• What the exercise asks:
Provide only the number of lines in the listing that contain the string "JSON".

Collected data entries
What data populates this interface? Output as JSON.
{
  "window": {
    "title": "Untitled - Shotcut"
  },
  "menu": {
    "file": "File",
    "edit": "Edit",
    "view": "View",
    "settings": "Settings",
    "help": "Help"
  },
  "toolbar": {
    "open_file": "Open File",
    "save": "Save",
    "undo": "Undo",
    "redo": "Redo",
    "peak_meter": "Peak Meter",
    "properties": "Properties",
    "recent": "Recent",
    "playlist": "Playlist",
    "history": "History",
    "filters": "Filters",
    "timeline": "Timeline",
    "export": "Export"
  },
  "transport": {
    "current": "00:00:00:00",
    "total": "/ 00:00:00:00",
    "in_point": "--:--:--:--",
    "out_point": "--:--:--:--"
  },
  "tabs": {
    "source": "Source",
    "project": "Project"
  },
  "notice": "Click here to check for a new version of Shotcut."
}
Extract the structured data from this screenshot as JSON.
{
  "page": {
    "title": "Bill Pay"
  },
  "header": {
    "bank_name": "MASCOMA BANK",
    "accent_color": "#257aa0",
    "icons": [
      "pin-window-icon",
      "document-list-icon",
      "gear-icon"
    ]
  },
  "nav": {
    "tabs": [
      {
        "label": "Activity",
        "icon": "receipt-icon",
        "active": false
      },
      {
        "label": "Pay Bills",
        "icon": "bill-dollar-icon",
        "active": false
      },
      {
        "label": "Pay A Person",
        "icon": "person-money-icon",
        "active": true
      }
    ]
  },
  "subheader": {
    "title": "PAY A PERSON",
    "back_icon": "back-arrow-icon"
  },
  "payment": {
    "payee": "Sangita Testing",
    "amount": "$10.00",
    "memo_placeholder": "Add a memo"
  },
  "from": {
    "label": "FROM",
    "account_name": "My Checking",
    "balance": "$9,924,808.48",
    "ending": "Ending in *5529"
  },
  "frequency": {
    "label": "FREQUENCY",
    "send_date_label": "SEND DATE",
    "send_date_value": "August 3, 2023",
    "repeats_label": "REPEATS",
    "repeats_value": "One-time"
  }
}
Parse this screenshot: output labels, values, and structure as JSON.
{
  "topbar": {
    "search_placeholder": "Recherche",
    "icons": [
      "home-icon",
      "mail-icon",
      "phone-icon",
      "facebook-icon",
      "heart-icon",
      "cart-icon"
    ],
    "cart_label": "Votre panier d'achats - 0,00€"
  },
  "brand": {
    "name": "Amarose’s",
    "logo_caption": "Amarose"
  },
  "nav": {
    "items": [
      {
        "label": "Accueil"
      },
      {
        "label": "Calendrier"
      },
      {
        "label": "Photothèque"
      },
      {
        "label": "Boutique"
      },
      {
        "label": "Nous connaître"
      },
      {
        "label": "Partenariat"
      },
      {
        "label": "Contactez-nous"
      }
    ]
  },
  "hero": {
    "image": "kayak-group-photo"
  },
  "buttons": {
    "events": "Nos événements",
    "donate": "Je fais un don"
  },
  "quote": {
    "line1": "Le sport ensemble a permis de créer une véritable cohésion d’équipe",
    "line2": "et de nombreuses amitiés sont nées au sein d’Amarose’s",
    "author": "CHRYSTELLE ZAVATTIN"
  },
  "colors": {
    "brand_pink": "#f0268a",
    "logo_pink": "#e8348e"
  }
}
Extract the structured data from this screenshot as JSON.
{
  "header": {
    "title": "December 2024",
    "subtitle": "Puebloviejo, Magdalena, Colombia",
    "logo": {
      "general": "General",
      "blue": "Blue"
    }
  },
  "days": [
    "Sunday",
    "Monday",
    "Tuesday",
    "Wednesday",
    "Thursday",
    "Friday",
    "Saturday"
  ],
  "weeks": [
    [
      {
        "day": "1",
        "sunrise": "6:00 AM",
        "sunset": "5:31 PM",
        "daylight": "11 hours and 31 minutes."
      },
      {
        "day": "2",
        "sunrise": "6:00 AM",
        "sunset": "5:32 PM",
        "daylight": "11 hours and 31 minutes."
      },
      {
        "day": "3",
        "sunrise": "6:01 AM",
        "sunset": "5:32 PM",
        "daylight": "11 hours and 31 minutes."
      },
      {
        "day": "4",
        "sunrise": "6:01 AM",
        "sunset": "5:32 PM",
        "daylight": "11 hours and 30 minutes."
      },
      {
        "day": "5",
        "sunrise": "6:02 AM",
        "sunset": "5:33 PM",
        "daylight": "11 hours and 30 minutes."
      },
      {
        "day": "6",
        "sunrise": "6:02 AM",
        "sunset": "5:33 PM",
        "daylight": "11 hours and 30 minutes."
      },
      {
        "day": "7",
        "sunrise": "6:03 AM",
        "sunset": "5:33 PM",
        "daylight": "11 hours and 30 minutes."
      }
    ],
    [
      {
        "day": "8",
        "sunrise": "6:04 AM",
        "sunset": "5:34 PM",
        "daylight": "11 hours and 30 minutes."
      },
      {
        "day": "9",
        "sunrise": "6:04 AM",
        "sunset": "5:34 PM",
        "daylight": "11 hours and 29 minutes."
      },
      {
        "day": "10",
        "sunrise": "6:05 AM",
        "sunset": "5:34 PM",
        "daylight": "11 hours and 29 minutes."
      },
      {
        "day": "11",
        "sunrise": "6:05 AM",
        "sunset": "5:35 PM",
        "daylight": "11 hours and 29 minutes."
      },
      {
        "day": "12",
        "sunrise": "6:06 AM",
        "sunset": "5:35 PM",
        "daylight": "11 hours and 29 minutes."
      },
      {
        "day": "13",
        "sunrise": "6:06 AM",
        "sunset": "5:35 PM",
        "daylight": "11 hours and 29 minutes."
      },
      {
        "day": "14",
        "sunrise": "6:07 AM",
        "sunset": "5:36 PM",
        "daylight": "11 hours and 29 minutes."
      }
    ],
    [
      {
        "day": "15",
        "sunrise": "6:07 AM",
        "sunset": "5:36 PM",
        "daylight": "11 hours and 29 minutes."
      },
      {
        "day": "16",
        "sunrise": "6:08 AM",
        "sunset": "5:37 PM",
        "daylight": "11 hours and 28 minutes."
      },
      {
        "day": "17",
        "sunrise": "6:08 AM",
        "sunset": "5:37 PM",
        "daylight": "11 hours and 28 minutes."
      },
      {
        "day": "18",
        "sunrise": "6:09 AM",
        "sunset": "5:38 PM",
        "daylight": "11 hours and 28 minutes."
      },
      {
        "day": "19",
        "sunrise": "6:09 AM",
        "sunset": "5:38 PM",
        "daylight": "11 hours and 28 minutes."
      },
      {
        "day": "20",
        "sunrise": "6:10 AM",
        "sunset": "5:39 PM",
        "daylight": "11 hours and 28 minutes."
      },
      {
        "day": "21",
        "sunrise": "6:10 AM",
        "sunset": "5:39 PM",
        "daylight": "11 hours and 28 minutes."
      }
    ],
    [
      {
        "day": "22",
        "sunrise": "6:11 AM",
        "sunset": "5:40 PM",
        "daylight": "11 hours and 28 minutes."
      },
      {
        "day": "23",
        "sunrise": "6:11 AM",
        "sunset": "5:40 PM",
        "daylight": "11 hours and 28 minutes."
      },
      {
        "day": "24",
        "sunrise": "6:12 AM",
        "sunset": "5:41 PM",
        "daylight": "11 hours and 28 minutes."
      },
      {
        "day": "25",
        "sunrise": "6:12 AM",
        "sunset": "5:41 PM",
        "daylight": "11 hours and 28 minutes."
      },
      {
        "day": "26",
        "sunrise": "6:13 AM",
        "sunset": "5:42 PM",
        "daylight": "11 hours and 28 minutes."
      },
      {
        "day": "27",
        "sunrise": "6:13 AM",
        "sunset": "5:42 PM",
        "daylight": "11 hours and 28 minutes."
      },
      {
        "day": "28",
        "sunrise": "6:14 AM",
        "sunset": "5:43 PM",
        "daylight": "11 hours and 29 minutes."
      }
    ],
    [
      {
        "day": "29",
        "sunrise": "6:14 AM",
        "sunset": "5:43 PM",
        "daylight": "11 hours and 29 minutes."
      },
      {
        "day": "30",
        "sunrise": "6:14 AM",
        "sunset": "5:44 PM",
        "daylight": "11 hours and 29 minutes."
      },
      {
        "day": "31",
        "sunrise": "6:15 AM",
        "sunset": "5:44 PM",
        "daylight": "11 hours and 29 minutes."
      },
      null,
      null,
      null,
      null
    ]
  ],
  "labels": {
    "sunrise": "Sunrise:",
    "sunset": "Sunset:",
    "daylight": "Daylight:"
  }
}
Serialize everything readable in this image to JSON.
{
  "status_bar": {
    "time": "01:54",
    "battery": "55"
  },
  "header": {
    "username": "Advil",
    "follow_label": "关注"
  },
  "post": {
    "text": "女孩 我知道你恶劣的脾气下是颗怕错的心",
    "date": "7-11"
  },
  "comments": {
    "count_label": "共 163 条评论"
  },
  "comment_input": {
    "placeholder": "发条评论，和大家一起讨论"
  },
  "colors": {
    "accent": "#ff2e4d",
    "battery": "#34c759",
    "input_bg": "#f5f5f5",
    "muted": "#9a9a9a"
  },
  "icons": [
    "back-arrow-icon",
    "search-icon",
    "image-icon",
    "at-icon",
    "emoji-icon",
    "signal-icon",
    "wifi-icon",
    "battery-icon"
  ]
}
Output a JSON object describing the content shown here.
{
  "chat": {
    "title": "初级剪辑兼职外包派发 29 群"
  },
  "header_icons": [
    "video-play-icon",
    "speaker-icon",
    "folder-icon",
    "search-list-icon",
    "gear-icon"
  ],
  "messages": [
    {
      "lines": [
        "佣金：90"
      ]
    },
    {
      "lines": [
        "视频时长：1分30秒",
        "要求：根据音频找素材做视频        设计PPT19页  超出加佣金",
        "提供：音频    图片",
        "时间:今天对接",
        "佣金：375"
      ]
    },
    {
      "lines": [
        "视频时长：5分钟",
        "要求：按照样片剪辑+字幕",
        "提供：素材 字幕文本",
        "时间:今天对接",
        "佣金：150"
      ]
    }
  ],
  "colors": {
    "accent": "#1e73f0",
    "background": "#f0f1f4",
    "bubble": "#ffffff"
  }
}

• Exercise solution:
6